● **Set problem**:
Determine how many lines hold "document" and give only that number.

= = = =

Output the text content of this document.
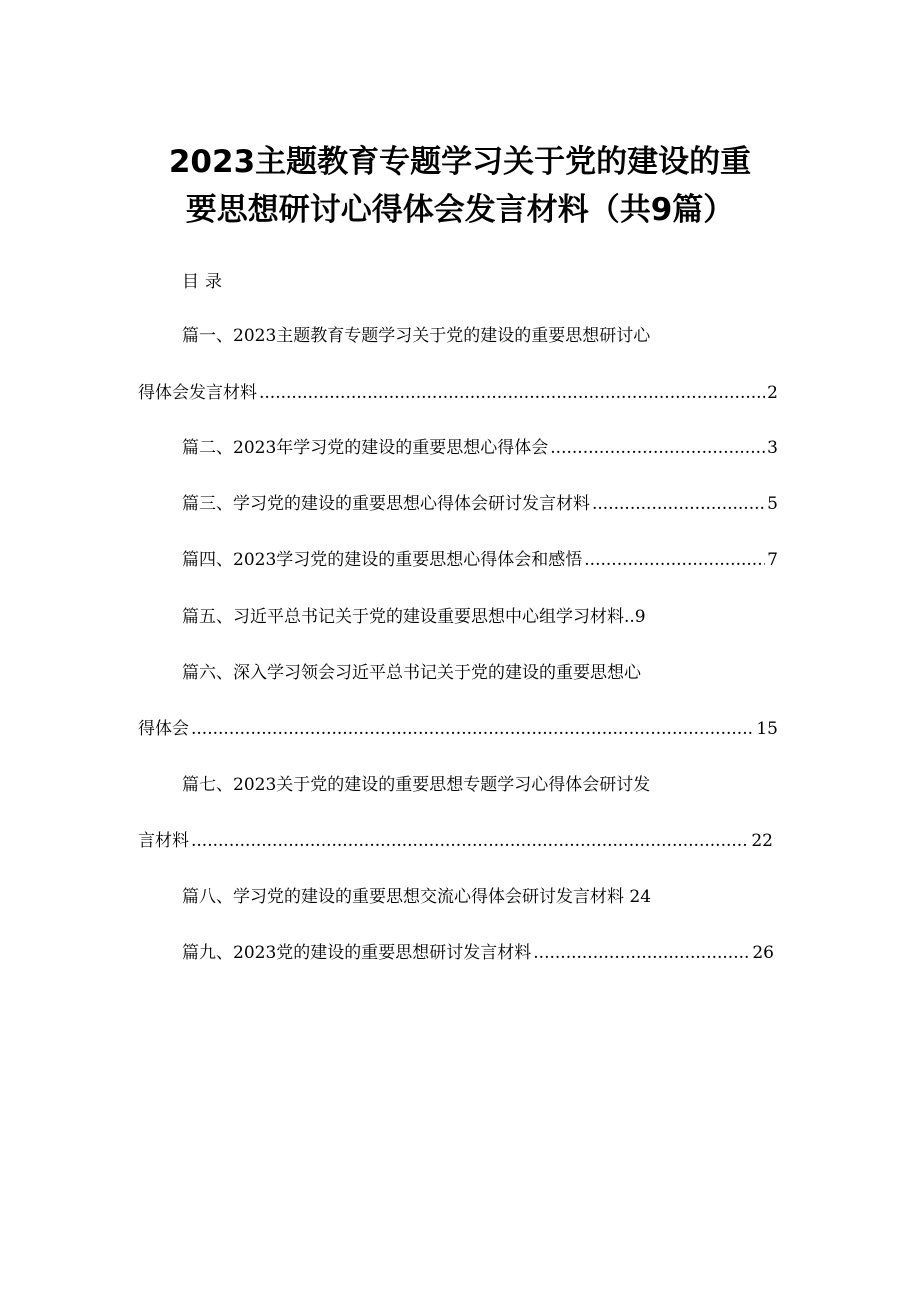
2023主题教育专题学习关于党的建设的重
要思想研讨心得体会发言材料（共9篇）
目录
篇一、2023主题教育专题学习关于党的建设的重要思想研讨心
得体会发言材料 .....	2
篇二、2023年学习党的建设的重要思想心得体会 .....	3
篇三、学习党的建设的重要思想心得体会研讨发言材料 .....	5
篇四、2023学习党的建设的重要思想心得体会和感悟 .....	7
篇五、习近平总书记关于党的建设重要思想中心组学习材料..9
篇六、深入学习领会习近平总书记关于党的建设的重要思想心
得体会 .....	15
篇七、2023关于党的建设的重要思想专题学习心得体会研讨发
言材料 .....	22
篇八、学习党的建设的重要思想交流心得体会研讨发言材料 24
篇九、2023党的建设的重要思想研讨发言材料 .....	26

= = = =

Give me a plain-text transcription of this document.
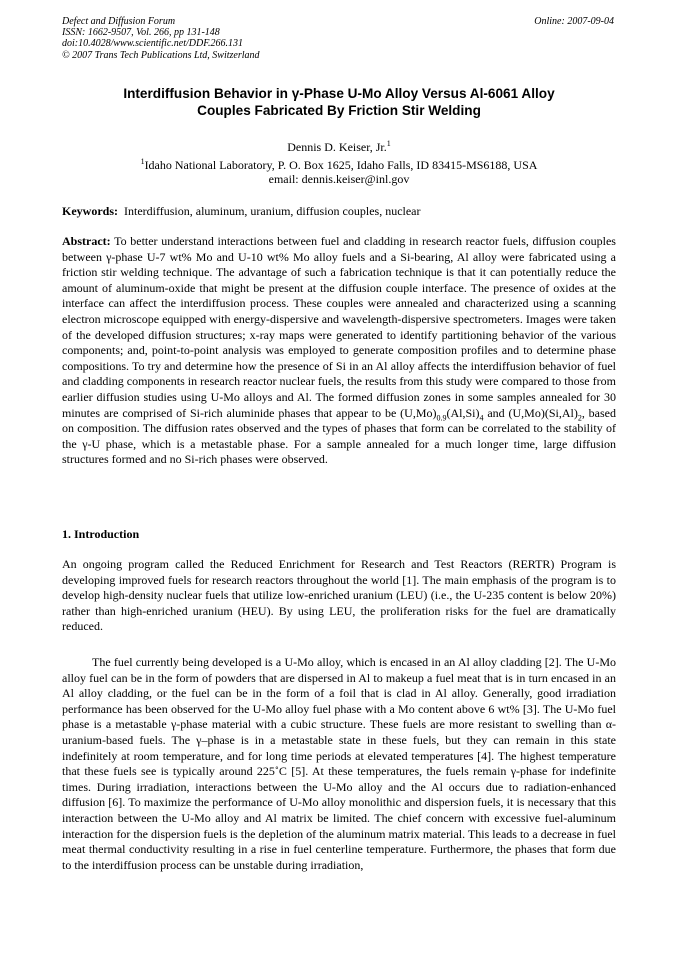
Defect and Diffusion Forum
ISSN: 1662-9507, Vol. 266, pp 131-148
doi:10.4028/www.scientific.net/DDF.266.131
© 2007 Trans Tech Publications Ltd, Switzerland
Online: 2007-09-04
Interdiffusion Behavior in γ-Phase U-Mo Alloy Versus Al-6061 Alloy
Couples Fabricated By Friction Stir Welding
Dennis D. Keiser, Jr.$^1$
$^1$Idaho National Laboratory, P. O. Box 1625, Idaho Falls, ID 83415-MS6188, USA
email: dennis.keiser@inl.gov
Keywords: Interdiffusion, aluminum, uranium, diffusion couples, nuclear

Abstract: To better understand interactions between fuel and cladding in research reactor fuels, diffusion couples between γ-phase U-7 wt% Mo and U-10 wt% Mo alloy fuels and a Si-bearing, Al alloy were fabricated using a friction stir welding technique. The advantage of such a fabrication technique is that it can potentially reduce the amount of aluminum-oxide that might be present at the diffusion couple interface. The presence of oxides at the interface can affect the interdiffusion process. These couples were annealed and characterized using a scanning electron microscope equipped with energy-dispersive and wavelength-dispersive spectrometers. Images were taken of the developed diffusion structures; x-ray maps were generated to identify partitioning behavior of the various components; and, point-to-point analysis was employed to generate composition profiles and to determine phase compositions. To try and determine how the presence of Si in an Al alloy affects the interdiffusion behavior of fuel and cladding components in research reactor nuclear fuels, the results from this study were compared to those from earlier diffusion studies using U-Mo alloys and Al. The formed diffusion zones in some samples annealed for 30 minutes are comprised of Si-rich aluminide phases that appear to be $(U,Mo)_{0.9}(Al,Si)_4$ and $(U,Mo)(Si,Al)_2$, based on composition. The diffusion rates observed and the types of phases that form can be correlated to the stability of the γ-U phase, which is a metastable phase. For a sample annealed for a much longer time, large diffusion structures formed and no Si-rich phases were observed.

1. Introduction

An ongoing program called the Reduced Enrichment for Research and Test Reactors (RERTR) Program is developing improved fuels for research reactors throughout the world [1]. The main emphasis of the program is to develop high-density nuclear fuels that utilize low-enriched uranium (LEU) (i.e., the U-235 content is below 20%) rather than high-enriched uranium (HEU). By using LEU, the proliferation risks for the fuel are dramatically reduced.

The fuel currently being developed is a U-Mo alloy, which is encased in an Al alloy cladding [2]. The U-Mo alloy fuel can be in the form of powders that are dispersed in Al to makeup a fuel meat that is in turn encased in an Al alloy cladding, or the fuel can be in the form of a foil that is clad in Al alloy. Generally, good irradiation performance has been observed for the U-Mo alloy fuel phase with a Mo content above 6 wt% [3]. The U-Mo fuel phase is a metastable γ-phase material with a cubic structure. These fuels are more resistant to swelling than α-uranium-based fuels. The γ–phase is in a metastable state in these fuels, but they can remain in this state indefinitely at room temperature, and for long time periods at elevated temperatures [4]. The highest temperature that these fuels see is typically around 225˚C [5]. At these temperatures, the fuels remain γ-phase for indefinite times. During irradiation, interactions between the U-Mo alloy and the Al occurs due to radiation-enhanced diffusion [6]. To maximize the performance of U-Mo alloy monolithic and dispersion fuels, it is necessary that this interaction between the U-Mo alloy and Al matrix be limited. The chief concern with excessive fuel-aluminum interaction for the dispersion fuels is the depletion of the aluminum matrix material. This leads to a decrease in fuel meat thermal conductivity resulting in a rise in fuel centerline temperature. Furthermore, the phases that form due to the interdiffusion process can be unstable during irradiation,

= = = =

● **Reply**:
2